--- INPUT ---

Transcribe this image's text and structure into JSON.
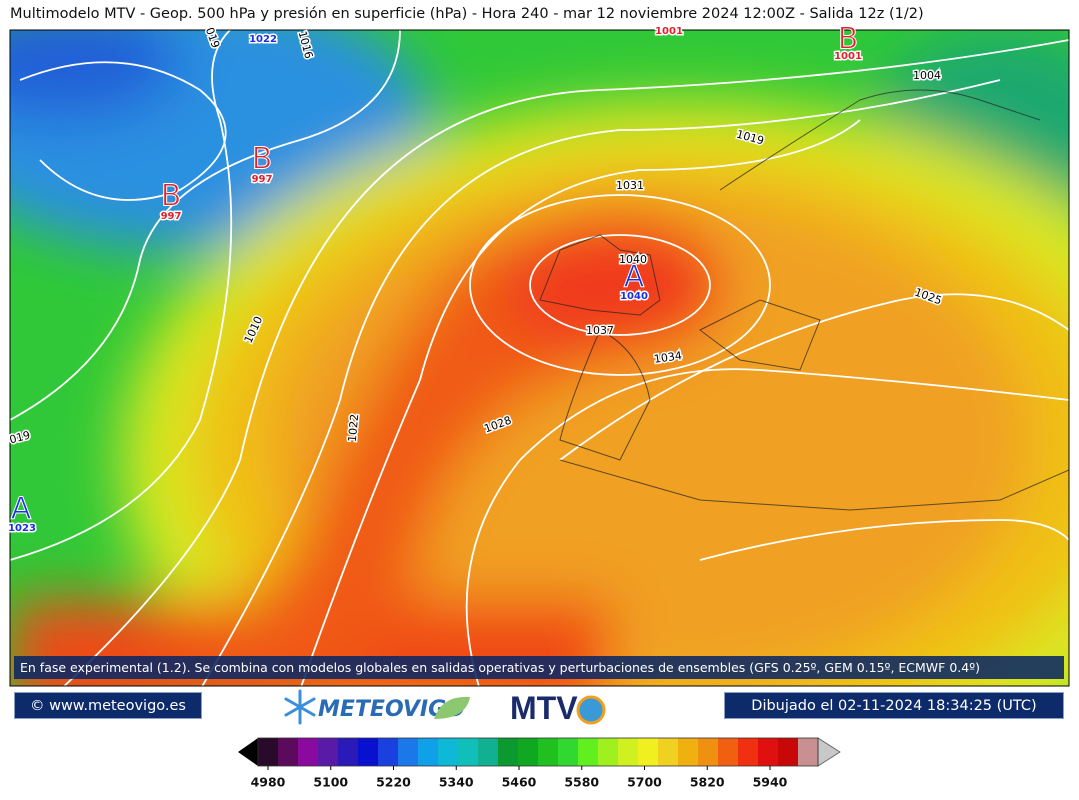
{
  "header": {
    "title": "Multimodelo MTV - Geop. 500 hPa y presión en superficie (hPa) - Hora 240 - mar 12 noviembre 2024 12:00Z - Salida 12z (1/2)"
  },
  "map": {
    "pressure_centers": [
      {
        "letter": "B",
        "value": "1001"
      },
      {
        "letter": "B",
        "value": "997"
      },
      {
        "letter": "B",
        "value": "997"
      },
      {
        "letter": "A",
        "value": "1040"
      },
      {
        "letter": "A",
        "value": "1023"
      },
      {
        "value": "1022"
      },
      {
        "value": "1001"
      }
    ],
    "isobar_labels": [
      "019",
      "1016",
      "1004",
      "1019",
      "1031",
      "1040",
      "1037",
      "1034",
      "1028",
      "1022",
      "1010",
      "1025",
      "019"
    ]
  },
  "note": "En fase experimental (1.2). Se combina con modelos globales en salidas operativas y perturbaciones de ensembles (GFS 0.25º, GEM 0.15º, ECMWF 0.4º)",
  "footer": {
    "website": "© www.meteovigo.es",
    "logo_left": "METEOVIGO",
    "logo_right": "MTV",
    "drawn": "Dibujado el 02-11-2024 18:34:25 (UTC)"
  },
  "colorbar": {
    "colors": [
      "#2a0a2a",
      "#5c0a5c",
      "#8a0aa0",
      "#5a1aa8",
      "#2a1ab8",
      "#0a10d0",
      "#1a40e0",
      "#1a78e8",
      "#10a0e8",
      "#10b8d8",
      "#10c0b8",
      "#10b090",
      "#0a9a30",
      "#10a820",
      "#20c020",
      "#30d830",
      "#60f020",
      "#a0f020",
      "#d0f020",
      "#f0f020",
      "#f0d020",
      "#f0b010",
      "#f09010",
      "#f06010",
      "#f03010",
      "#e01010",
      "#c80808",
      "#c89090"
    ],
    "ticks": [
      4980,
      5100,
      5220,
      5340,
      5460,
      5580,
      5700,
      5820,
      5940
    ]
  }
}
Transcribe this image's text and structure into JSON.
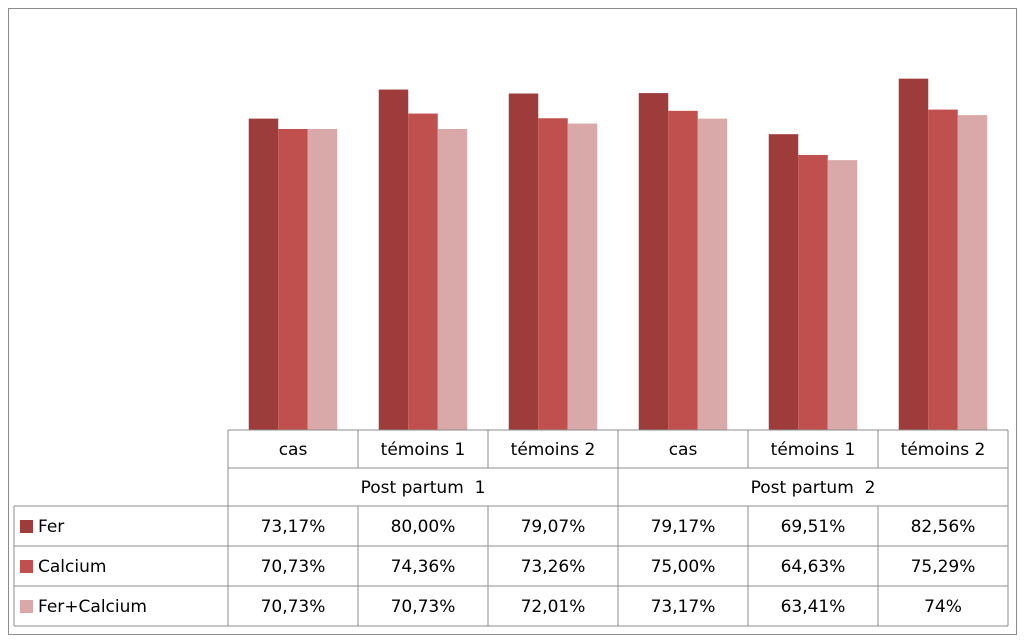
{
  "chart_data": {
    "type": "bar",
    "categories": [
      "cas",
      "témoins 1",
      "témoins 2",
      "cas",
      "témoins 1",
      "témoins 2"
    ],
    "groups": [
      "Post partum  1",
      "Post partum  2"
    ],
    "series": [
      {
        "name": "Fer",
        "color": "#9e3b3b",
        "values": [
          73.17,
          80.0,
          79.07,
          79.17,
          69.51,
          82.56
        ],
        "value_labels": [
          "73,17%",
          "80,00%",
          "79,07%",
          "79,17%",
          "69,51%",
          "82,56%"
        ]
      },
      {
        "name": "Calcium",
        "color": "#c0504d",
        "values": [
          70.73,
          74.36,
          73.26,
          75.0,
          64.63,
          75.29
        ],
        "value_labels": [
          "70,73%",
          "74,36%",
          "73,26%",
          "75,00%",
          "64,63%",
          "75,29%"
        ]
      },
      {
        "name": "Fer+Calcium",
        "color": "#d9a8a8",
        "values": [
          70.73,
          70.73,
          72.01,
          73.17,
          63.41,
          74
        ],
        "value_labels": [
          "70,73%",
          "70,73%",
          "72,01%",
          "73,17%",
          "63,41%",
          "74%"
        ]
      }
    ],
    "ylim": [
      0,
      90
    ]
  }
}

---

→ GOAL OF THE EXERCISE: Without including the pictures, return each record above exactly as it stands.

→ TASK OUTPUT:
Transcribe this image's text and structure into JSON.
{
  "header": {
    "title": "Multimodelo MTV - Geop. 500 hPa y presión en superficie (hPa) - Hora 240 - mar 12 noviembre 2024 12:00Z - Salida 12z (1/2)"
  },
  "map": {
    "pressure_centers": [
      {
        "letter": "B",
        "value": "1001"
      },
      {
        "letter": "B",
        "value": "997"
      },
      {
        "letter": "B",
        "value": "997"
      },
      {
        "letter": "A",
        "value": "1040"
      },
      {
        "letter": "A",
        "value": "1023"
      },
      {
        "value": "1022"
      },
      {
        "value": "1001"
      }
    ],
    "isobar_labels": [
      "019",
      "1016",
      "1004",
      "1019",
      "1031",
      "1040",
      "1037",
      "1034",
      "1028",
      "1022",
      "1010",
      "1025",
      "019"
    ]
  },
  "note": "En fase experimental (1.2). Se combina con modelos globales en salidas operativas y perturbaciones de ensembles (GFS 0.25º, GEM 0.15º, ECMWF 0.4º)",
  "footer": {
    "website": "© www.meteovigo.es",
    "logo_left": "METEOVIGO",
    "logo_right": "MTV",
    "drawn": "Dibujado el 02-11-2024 18:34:25 (UTC)"
  },
  "colorbar": {
    "colors": [
      "#2a0a2a",
      "#5c0a5c",
      "#8a0aa0",
      "#5a1aa8",
      "#2a1ab8",
      "#0a10d0",
      "#1a40e0",
      "#1a78e8",
      "#10a0e8",
      "#10b8d8",
      "#10c0b8",
      "#10b090",
      "#0a9a30",
      "#10a820",
      "#20c020",
      "#30d830",
      "#60f020",
      "#a0f020",
      "#d0f020",
      "#f0f020",
      "#f0d020",
      "#f0b010",
      "#f09010",
      "#f06010",
      "#f03010",
      "#e01010",
      "#c80808",
      "#c89090"
    ],
    "ticks": [
      4980,
      5100,
      5220,
      5340,
      5460,
      5580,
      5700,
      5820,
      5940
    ]
  }
}
Transcribe this image's text and structure into JSON.
{
  "chart_data": {
    "type": "bar",
    "categories": [
      "cas",
      "témoins 1",
      "témoins 2",
      "cas",
      "témoins 1",
      "témoins 2"
    ],
    "groups": [
      "Post partum  1",
      "Post partum  2"
    ],
    "series": [
      {
        "name": "Fer",
        "color": "#9e3b3b",
        "values": [
          73.17,
          80.0,
          79.07,
          79.17,
          69.51,
          82.56
        ],
        "value_labels": [
          "73,17%",
          "80,00%",
          "79,07%",
          "79,17%",
          "69,51%",
          "82,56%"
        ]
      },
      {
        "name": "Calcium",
        "color": "#c0504d",
        "values": [
          70.73,
          74.36,
          73.26,
          75.0,
          64.63,
          75.29
        ],
        "value_labels": [
          "70,73%",
          "74,36%",
          "73,26%",
          "75,00%",
          "64,63%",
          "75,29%"
        ]
      },
      {
        "name": "Fer+Calcium",
        "color": "#d9a8a8",
        "values": [
          70.73,
          70.73,
          72.01,
          73.17,
          63.41,
          74
        ],
        "value_labels": [
          "70,73%",
          "70,73%",
          "72,01%",
          "73,17%",
          "63,41%",
          "74%"
        ]
      }
    ],
    "ylim": [
      0,
      90
    ]
  }
}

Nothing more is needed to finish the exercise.